■ Requirement
Retype the listing that follows, word for word.

■ Raw records

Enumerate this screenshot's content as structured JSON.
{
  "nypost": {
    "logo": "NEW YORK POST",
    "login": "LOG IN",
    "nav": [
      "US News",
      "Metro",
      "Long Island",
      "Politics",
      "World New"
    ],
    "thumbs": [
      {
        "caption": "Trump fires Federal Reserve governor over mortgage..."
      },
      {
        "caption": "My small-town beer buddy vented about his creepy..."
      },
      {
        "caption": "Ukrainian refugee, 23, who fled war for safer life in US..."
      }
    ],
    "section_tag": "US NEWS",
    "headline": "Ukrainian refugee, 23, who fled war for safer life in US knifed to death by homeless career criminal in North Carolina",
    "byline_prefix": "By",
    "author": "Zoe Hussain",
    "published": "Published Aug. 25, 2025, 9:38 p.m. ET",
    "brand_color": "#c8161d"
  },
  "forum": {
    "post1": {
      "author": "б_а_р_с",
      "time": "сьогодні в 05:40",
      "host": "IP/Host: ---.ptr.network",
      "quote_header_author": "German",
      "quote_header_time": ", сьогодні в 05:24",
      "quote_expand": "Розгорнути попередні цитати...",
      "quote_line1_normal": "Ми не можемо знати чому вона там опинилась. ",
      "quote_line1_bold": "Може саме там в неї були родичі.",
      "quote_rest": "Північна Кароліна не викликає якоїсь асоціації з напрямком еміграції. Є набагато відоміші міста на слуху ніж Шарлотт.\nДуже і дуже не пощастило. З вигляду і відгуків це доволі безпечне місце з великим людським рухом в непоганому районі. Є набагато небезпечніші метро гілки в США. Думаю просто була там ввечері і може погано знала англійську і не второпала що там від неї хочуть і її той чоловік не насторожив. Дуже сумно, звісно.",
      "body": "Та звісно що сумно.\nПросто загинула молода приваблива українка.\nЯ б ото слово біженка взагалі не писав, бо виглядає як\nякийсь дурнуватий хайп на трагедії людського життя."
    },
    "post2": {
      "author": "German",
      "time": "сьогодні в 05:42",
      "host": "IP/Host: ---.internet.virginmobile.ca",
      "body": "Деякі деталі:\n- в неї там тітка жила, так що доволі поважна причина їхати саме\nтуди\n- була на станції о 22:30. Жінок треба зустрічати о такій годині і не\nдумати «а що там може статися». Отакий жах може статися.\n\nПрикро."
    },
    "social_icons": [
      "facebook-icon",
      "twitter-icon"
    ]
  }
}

■ Right answer
Enumerate this screenshot's content as structured JSON.
{
  "nypost": {
    "logo": "NEW YORK POST",
    "login": "LOG IN",
    "nav": [
      "US News",
      "Metro",
      "Long Island",
      "Politics",
      "World New"
    ],
    "thumbs": [
      {
        "caption": "Trump fires Federal Reserve governor over mortgage..."
      },
      {
        "caption": "My small-town beer buddy vented about his creepy..."
      },
      {
        "caption": "Ukrainian refugee, 23, who fled war for safer life in US..."
      }
    ],
    "section_tag": "US NEWS",
    "headline": "Ukrainian refugee, 23, who fled war for safer life in US knifed to death by homeless career criminal in North Carolina",
    "byline_prefix": "By",
    "author": "Zoe Hussain",
    "published": "Published Aug. 25, 2025, 9:38 p.m. ET",
    "brand_color": "#c8161d"
  },
  "forum": {
    "post1": {
      "author": "б_а_р_с",
      "time": "сьогодні в 05:40",
      "host": "IP/Host: ---.ptr.network",
      "quote_header_author": "German",
      "quote_header_time": ", сьогодні в 05:24",
      "quote_expand": "Розгорнути попередні цитати...",
      "quote_line1_normal": "Ми не можемо знати чому вона там опинилась. ",
      "quote_line1_bold": "Може саме там в неї були родичі.",
      "quote_rest": "Північна Кароліна не викликає якоїсь асоціації з напрямком еміграції. Є набагато відоміші міста на слуху ніж Шарлотт.\nДуже і дуже не пощастило. З вигляду і відгуків це доволі безпечне місце з великим людським рухом в непоганому районі. Є набагато небезпечніші метро гілки в США. Думаю просто була там ввечері і може погано знала англійську і не второпала що там від неї хочуть і її той чоловік не насторожив. Дуже сумно, звісно.",
      "body": "Та звісно що сумно.\nПросто загинула молода приваблива українка.\nЯ б ото слово біженка взагалі не писав, бо виглядає як\nякийсь дурнуватий хайп на трагедії людського життя."
    },
    "post2": {
      "author": "German",
      "time": "сьогодні в 05:42",
      "host": "IP/Host: ---.internet.virginmobile.ca",
      "body": "Деякі деталі:\n- в неї там тітка жила, так що доволі поважна причина їхати саме\nтуди\n- була на станції о 22:30. Жінок треба зустрічати о такій годині і не\nдумати «а що там може статися». Отакий жах може статися.\n\nПрикро."
    },
    "social_icons": [
      "facebook-icon",
      "twitter-icon"
    ]
  }
}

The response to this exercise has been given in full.